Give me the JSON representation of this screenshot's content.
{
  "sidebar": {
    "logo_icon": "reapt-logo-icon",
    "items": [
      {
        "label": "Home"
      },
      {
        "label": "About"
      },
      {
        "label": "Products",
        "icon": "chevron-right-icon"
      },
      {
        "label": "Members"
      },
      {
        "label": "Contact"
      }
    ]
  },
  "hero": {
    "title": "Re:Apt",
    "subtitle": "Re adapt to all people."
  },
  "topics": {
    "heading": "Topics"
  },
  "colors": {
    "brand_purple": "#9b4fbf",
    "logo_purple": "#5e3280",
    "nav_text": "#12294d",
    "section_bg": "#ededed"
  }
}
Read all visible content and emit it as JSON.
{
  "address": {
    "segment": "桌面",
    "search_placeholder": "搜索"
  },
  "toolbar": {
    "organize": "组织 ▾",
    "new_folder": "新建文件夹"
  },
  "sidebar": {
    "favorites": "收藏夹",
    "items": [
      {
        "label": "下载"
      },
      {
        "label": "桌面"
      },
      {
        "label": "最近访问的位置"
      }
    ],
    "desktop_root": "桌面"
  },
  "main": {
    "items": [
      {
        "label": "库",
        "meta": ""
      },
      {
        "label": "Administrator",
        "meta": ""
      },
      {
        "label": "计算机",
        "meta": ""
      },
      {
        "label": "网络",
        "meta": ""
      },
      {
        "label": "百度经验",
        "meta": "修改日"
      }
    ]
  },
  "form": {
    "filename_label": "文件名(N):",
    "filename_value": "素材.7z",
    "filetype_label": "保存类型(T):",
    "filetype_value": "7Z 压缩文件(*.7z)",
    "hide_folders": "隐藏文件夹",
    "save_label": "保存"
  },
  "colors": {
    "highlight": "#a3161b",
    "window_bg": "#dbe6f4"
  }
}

* * * *

• [Exercise objective]:
Every record above must be duplicated exactly.

• [Result for this exercise]:
Give me the JSON representation of this screenshot's content.
{
  "sidebar": {
    "logo_icon": "reapt-logo-icon",
    "items": [
      {
        "label": "Home"
      },
      {
        "label": "About"
      },
      {
        "label": "Products",
        "icon": "chevron-right-icon"
      },
      {
        "label": "Members"
      },
      {
        "label": "Contact"
      }
    ]
  },
  "hero": {
    "title": "Re:Apt",
    "subtitle": "Re adapt to all people."
  },
  "topics": {
    "heading": "Topics"
  },
  "colors": {
    "brand_purple": "#9b4fbf",
    "logo_purple": "#5e3280",
    "nav_text": "#12294d",
    "section_bg": "#ededed"
  }
}
Read all visible content and emit it as JSON.
{
  "address": {
    "segment": "桌面",
    "search_placeholder": "搜索"
  },
  "toolbar": {
    "organize": "组织 ▾",
    "new_folder": "新建文件夹"
  },
  "sidebar": {
    "favorites": "收藏夹",
    "items": [
      {
        "label": "下载"
      },
      {
        "label": "桌面"
      },
      {
        "label": "最近访问的位置"
      }
    ],
    "desktop_root": "桌面"
  },
  "main": {
    "items": [
      {
        "label": "库",
        "meta": ""
      },
      {
        "label": "Administrator",
        "meta": ""
      },
      {
        "label": "计算机",
        "meta": ""
      },
      {
        "label": "网络",
        "meta": ""
      },
      {
        "label": "百度经验",
        "meta": "修改日"
      }
    ]
  },
  "form": {
    "filename_label": "文件名(N):",
    "filename_value": "素材.7z",
    "filetype_label": "保存类型(T):",
    "filetype_value": "7Z 压缩文件(*.7z)",
    "hide_folders": "隐藏文件夹",
    "save_label": "保存"
  },
  "colors": {
    "highlight": "#a3161b",
    "window_bg": "#dbe6f4"
  }
}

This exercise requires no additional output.